# WRITTEN TASK
Reproduce all of the data word for word.

# GIVEN ENTRIES
START

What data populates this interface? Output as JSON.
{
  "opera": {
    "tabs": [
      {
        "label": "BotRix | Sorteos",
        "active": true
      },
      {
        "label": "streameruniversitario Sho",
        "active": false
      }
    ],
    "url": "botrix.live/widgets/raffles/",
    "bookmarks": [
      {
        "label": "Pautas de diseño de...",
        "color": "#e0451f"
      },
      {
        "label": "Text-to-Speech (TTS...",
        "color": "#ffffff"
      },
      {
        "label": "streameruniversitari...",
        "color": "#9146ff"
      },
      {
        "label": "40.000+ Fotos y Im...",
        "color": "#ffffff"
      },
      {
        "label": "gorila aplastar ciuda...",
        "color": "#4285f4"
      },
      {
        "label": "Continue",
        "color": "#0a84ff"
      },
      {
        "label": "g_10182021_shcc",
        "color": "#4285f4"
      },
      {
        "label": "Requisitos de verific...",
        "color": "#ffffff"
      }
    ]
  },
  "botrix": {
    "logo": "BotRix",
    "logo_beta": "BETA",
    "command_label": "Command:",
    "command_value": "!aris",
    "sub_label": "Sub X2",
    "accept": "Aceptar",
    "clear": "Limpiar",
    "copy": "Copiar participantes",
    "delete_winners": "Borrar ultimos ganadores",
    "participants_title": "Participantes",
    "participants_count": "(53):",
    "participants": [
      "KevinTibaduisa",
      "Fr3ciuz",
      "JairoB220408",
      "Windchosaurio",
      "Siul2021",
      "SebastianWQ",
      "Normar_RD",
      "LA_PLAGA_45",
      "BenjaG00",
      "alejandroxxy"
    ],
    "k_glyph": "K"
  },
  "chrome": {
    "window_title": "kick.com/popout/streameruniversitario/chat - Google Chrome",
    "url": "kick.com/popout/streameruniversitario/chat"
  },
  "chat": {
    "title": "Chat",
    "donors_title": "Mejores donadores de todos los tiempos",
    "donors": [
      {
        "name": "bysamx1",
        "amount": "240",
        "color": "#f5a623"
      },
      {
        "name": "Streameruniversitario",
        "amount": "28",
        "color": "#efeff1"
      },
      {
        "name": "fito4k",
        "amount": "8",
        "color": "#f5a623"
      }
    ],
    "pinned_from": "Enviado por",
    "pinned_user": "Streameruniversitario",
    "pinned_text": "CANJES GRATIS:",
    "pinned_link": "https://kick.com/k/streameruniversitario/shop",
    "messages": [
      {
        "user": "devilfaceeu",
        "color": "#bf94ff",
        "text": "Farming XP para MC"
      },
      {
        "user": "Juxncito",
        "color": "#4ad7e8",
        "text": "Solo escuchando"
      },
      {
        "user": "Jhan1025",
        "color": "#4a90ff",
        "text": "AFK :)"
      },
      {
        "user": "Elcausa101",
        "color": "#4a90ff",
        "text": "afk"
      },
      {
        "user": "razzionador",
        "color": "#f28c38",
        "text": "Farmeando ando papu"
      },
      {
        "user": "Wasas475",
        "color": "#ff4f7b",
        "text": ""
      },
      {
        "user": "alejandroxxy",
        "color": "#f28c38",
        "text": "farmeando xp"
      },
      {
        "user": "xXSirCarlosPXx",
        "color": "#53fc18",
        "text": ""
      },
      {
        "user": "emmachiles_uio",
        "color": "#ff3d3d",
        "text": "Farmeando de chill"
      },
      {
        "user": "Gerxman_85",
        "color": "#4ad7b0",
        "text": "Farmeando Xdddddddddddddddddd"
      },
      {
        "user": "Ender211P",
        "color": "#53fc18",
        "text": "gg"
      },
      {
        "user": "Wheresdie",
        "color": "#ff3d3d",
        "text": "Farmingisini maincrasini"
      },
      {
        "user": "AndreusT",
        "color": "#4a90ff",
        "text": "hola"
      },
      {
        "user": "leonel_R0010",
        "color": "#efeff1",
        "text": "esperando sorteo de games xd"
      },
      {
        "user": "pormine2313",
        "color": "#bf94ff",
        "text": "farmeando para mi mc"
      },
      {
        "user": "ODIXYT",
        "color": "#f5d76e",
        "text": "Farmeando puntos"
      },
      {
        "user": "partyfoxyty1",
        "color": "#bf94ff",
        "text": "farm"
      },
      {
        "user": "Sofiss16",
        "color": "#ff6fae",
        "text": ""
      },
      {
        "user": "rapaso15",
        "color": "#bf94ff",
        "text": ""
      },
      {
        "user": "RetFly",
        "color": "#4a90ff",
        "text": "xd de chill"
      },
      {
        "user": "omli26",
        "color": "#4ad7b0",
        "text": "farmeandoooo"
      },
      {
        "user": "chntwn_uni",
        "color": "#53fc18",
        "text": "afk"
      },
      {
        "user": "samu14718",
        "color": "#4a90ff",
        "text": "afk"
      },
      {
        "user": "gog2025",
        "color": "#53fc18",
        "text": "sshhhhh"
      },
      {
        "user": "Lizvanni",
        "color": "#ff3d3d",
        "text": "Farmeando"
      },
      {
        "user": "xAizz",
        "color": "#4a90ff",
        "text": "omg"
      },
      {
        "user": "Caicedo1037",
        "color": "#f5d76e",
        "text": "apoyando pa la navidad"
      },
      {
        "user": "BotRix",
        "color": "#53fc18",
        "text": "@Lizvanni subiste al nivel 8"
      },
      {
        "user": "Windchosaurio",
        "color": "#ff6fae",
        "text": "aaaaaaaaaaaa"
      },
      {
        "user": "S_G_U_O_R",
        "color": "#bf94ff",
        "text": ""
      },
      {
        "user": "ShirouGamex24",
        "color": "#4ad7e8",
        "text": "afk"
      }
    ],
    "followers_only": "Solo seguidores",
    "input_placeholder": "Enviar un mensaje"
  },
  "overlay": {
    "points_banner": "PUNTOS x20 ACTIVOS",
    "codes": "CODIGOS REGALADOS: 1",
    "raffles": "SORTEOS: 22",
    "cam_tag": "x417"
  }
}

END

# SOLVED EXERCISE
What data populates this interface? Output as JSON.
{
  "opera": {
    "tabs": [
      {
        "label": "BotRix | Sorteos",
        "active": true
      },
      {
        "label": "streameruniversitario Sho",
        "active": false
      }
    ],
    "url": "botrix.live/widgets/raffles/",
    "bookmarks": [
      {
        "label": "Pautas de diseño de...",
        "color": "#e0451f"
      },
      {
        "label": "Text-to-Speech (TTS...",
        "color": "#ffffff"
      },
      {
        "label": "streameruniversitari...",
        "color": "#9146ff"
      },
      {
        "label": "40.000+ Fotos y Im...",
        "color": "#ffffff"
      },
      {
        "label": "gorila aplastar ciuda...",
        "color": "#4285f4"
      },
      {
        "label": "Continue",
        "color": "#0a84ff"
      },
      {
        "label": "g_10182021_shcc",
        "color": "#4285f4"
      },
      {
        "label": "Requisitos de verific...",
        "color": "#ffffff"
      }
    ]
  },
  "botrix": {
    "logo": "BotRix",
    "logo_beta": "BETA",
    "command_label": "Command:",
    "command_value": "!aris",
    "sub_label": "Sub X2",
    "accept": "Aceptar",
    "clear": "Limpiar",
    "copy": "Copiar participantes",
    "delete_winners": "Borrar ultimos ganadores",
    "participants_title": "Participantes",
    "participants_count": "(53):",
    "participants": [
      "KevinTibaduisa",
      "Fr3ciuz",
      "JairoB220408",
      "Windchosaurio",
      "Siul2021",
      "SebastianWQ",
      "Normar_RD",
      "LA_PLAGA_45",
      "BenjaG00",
      "alejandroxxy"
    ],
    "k_glyph": "K"
  },
  "chrome": {
    "window_title": "kick.com/popout/streameruniversitario/chat - Google Chrome",
    "url": "kick.com/popout/streameruniversitario/chat"
  },
  "chat": {
    "title": "Chat",
    "donors_title": "Mejores donadores de todos los tiempos",
    "donors": [
      {
        "name": "bysamx1",
        "amount": "240",
        "color": "#f5a623"
      },
      {
        "name": "Streameruniversitario",
        "amount": "28",
        "color": "#efeff1"
      },
      {
        "name": "fito4k",
        "amount": "8",
        "color": "#f5a623"
      }
    ],
    "pinned_from": "Enviado por",
    "pinned_user": "Streameruniversitario",
    "pinned_text": "CANJES GRATIS:",
    "pinned_link": "https://kick.com/k/streameruniversitario/shop",
    "messages": [
      {
        "user": "devilfaceeu",
        "color": "#bf94ff",
        "text": "Farming XP para MC"
      },
      {
        "user": "Juxncito",
        "color": "#4ad7e8",
        "text": "Solo escuchando"
      },
      {
        "user": "Jhan1025",
        "color": "#4a90ff",
        "text": "AFK :)"
      },
      {
        "user": "Elcausa101",
        "color": "#4a90ff",
        "text": "afk"
      },
      {
        "user": "razzionador",
        "color": "#f28c38",
        "text": "Farmeando ando papu"
      },
      {
        "user": "Wasas475",
        "color": "#ff4f7b",
        "text": ""
      },
      {
        "user": "alejandroxxy",
        "color": "#f28c38",
        "text": "farmeando xp"
      },
      {
        "user": "xXSirCarlosPXx",
        "color": "#53fc18",
        "text": ""
      },
      {
        "user": "emmachiles_uio",
        "color": "#ff3d3d",
        "text": "Farmeando de chill"
      },
      {
        "user": "Gerxman_85",
        "color": "#4ad7b0",
        "text": "Farmeando Xdddddddddddddddddd"
      },
      {
        "user": "Ender211P",
        "color": "#53fc18",
        "text": "gg"
      },
      {
        "user": "Wheresdie",
        "color": "#ff3d3d",
        "text": "Farmingisini maincrasini"
      },
      {
        "user": "AndreusT",
        "color": "#4a90ff",
        "text": "hola"
      },
      {
        "user": "leonel_R0010",
        "color": "#efeff1",
        "text": "esperando sorteo de games xd"
      },
      {
        "user": "pormine2313",
        "color": "#bf94ff",
        "text": "farmeando para mi mc"
      },
      {
        "user": "ODIXYT",
        "color": "#f5d76e",
        "text": "Farmeando puntos"
      },
      {
        "user": "partyfoxyty1",
        "color": "#bf94ff",
        "text": "farm"
      },
      {
        "user": "Sofiss16",
        "color": "#ff6fae",
        "text": ""
      },
      {
        "user": "rapaso15",
        "color": "#bf94ff",
        "text": ""
      },
      {
        "user": "RetFly",
        "color": "#4a90ff",
        "text": "xd de chill"
      },
      {
        "user": "omli26",
        "color": "#4ad7b0",
        "text": "farmeandoooo"
      },
      {
        "user": "chntwn_uni",
        "color": "#53fc18",
        "text": "afk"
      },
      {
        "user": "samu14718",
        "color": "#4a90ff",
        "text": "afk"
      },
      {
        "user": "gog2025",
        "color": "#53fc18",
        "text": "sshhhhh"
      },
      {
        "user": "Lizvanni",
        "color": "#ff3d3d",
        "text": "Farmeando"
      },
      {
        "user": "xAizz",
        "color": "#4a90ff",
        "text": "omg"
      },
      {
        "user": "Caicedo1037",
        "color": "#f5d76e",
        "text": "apoyando pa la navidad"
      },
      {
        "user": "BotRix",
        "color": "#53fc18",
        "text": "@Lizvanni subiste al nivel 8"
      },
      {
        "user": "Windchosaurio",
        "color": "#ff6fae",
        "text": "aaaaaaaaaaaa"
      },
      {
        "user": "S_G_U_O_R",
        "color": "#bf94ff",
        "text": ""
      },
      {
        "user": "ShirouGamex24",
        "color": "#4ad7e8",
        "text": "afk"
      }
    ],
    "followers_only": "Solo seguidores",
    "input_placeholder": "Enviar un mensaje"
  },
  "overlay": {
    "points_banner": "PUNTOS x20 ACTIVOS",
    "codes": "CODIGOS REGALADOS: 1",
    "raffles": "SORTEOS: 22",
    "cam_tag": "x417"
  }
}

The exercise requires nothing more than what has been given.